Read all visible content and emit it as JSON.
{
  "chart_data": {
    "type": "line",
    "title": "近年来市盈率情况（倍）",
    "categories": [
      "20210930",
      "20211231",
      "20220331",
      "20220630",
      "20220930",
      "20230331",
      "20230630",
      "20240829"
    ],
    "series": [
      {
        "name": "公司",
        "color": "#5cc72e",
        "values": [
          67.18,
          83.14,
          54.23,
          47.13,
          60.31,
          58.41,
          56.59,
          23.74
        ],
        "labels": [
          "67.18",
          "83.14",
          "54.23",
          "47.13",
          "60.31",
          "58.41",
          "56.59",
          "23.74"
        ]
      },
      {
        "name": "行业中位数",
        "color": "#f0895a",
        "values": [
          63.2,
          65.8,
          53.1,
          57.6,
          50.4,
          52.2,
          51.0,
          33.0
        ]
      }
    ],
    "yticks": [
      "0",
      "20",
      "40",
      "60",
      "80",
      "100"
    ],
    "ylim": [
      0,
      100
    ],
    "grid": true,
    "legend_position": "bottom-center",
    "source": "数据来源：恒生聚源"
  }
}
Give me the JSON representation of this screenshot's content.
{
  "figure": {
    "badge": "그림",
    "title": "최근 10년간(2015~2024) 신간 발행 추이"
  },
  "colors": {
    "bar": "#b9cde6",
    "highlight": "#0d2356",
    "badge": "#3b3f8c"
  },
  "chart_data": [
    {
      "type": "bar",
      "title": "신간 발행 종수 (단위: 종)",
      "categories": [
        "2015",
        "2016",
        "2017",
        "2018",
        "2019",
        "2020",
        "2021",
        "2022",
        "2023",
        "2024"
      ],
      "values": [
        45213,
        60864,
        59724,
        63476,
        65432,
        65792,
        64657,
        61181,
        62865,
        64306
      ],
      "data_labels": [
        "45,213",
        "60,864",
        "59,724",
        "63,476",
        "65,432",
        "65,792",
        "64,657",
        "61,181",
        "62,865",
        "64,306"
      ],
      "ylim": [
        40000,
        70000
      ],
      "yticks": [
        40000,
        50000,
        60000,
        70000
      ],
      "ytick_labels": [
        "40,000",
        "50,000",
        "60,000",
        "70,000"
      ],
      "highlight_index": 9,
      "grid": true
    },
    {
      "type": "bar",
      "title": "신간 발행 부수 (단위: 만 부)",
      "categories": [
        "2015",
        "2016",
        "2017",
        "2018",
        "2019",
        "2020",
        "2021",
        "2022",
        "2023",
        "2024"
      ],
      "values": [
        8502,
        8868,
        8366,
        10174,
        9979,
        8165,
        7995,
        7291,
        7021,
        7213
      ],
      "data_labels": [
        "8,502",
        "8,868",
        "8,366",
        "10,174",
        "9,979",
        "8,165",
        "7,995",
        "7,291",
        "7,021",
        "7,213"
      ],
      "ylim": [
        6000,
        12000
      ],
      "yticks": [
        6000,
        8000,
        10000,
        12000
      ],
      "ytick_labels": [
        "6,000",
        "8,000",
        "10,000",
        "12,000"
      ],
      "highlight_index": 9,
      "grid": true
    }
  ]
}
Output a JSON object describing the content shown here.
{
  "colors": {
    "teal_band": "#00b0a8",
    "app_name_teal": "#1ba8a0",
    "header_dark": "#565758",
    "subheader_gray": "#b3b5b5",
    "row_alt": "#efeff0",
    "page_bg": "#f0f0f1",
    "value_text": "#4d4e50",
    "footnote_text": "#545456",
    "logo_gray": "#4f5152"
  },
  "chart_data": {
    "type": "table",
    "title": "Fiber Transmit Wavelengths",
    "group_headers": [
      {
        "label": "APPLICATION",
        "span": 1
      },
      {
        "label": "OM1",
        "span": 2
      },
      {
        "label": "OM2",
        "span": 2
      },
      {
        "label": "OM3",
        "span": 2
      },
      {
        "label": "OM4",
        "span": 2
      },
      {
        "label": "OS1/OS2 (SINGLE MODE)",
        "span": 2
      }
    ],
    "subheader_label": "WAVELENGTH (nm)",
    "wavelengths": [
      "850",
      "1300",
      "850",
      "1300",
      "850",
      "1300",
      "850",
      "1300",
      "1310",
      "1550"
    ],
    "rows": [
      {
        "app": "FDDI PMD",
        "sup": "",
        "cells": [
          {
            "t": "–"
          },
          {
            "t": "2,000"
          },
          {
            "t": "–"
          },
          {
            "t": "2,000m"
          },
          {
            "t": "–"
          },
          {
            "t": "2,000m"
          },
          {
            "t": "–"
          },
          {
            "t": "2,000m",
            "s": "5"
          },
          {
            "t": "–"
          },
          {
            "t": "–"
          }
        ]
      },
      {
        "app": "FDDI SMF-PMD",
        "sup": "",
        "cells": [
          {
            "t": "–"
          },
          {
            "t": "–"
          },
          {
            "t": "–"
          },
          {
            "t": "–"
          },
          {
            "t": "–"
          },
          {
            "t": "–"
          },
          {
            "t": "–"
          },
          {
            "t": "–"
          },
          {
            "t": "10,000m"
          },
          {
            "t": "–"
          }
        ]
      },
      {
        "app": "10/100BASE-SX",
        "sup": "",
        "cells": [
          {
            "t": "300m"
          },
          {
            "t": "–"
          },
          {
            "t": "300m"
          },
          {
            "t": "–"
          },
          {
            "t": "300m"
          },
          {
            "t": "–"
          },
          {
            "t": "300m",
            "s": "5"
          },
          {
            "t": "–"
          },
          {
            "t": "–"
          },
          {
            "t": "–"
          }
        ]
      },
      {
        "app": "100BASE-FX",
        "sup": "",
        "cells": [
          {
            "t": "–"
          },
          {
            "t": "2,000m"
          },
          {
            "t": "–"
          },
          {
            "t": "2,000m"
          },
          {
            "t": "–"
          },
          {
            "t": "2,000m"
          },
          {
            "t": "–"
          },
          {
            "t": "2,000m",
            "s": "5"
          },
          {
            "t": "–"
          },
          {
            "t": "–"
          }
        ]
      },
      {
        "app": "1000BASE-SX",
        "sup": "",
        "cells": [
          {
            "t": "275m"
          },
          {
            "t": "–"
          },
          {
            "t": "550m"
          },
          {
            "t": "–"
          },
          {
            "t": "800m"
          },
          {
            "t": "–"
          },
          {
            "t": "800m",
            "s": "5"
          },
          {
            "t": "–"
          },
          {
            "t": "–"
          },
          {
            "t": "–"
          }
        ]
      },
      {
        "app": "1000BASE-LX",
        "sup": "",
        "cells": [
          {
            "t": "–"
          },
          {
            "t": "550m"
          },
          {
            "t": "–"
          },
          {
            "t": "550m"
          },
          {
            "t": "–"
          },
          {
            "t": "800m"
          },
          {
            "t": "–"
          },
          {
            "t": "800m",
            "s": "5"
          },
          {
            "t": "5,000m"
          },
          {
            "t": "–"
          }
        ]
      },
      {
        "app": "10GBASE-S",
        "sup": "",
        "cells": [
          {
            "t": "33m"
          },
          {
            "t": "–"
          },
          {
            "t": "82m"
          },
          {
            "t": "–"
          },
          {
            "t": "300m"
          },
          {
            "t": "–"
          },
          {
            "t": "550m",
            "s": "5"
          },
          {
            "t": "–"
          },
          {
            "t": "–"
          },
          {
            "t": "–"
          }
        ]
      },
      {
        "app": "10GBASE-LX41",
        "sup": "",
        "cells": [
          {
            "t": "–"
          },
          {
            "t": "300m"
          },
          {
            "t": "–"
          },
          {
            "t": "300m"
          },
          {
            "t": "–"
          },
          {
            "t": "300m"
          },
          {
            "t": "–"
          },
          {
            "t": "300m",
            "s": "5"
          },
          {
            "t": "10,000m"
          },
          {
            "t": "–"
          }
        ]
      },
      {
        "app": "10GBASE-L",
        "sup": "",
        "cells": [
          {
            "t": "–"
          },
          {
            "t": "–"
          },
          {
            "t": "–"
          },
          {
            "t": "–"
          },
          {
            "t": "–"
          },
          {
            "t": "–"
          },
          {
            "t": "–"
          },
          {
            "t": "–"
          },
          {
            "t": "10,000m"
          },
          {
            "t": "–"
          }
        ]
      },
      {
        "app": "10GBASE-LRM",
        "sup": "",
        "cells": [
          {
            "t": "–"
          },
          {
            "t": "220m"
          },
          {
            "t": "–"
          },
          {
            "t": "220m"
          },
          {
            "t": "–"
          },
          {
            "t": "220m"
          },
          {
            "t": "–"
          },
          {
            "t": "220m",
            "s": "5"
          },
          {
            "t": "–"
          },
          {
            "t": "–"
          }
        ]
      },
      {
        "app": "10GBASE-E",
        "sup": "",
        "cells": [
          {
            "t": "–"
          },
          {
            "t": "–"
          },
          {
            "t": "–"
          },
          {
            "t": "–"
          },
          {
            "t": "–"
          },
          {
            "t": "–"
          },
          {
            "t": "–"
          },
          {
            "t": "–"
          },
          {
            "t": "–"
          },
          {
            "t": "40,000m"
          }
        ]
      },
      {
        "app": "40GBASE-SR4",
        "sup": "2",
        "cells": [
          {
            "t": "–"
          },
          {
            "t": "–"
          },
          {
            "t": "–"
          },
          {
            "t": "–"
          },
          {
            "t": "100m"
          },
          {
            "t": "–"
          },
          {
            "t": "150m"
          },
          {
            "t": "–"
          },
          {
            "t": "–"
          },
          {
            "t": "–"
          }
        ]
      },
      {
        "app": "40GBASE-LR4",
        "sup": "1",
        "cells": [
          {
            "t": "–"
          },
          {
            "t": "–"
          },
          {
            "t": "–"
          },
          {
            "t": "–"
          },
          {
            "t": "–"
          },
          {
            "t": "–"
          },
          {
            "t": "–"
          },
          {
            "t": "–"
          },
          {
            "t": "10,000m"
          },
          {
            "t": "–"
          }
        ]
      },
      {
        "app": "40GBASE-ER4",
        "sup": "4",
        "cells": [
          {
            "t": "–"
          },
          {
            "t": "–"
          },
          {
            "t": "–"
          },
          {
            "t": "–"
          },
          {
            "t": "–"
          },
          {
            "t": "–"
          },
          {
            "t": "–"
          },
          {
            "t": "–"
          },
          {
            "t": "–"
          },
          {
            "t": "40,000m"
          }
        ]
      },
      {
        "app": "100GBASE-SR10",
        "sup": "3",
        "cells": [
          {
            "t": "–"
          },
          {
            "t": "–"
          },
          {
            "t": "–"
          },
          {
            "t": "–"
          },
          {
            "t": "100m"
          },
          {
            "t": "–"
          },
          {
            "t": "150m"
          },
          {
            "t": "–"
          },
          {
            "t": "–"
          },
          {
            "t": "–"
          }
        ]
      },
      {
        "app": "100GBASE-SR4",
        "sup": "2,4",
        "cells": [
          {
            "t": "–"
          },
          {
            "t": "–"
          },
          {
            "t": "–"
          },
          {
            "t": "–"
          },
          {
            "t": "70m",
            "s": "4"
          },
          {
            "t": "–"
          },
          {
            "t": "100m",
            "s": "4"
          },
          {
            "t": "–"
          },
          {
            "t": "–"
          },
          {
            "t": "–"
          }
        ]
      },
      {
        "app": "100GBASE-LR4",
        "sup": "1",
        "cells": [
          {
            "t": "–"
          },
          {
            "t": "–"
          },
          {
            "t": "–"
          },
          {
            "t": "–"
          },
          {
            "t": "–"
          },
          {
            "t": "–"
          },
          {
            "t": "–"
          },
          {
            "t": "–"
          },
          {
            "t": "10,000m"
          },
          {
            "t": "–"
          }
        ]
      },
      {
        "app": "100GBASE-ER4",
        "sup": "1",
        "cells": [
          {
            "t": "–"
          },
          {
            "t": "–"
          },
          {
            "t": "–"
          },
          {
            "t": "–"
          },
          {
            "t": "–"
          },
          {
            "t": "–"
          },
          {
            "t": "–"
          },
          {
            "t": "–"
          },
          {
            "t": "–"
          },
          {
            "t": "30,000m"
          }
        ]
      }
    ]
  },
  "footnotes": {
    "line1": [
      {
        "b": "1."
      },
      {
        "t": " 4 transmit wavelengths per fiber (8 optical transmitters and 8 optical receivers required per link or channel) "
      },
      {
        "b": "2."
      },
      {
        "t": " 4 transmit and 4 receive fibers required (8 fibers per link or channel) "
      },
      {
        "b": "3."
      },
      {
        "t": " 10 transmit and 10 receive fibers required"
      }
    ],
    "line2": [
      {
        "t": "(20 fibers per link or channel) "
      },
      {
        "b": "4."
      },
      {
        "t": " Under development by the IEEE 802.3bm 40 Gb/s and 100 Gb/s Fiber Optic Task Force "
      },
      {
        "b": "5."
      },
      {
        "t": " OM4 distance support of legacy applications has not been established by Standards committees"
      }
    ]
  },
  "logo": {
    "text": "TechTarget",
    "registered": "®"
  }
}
--------------------
EXERCISE PROMPT: Lines of the listing that contain the word "required" are to be counted; report only their number.

EXERCISE ANSWER: 3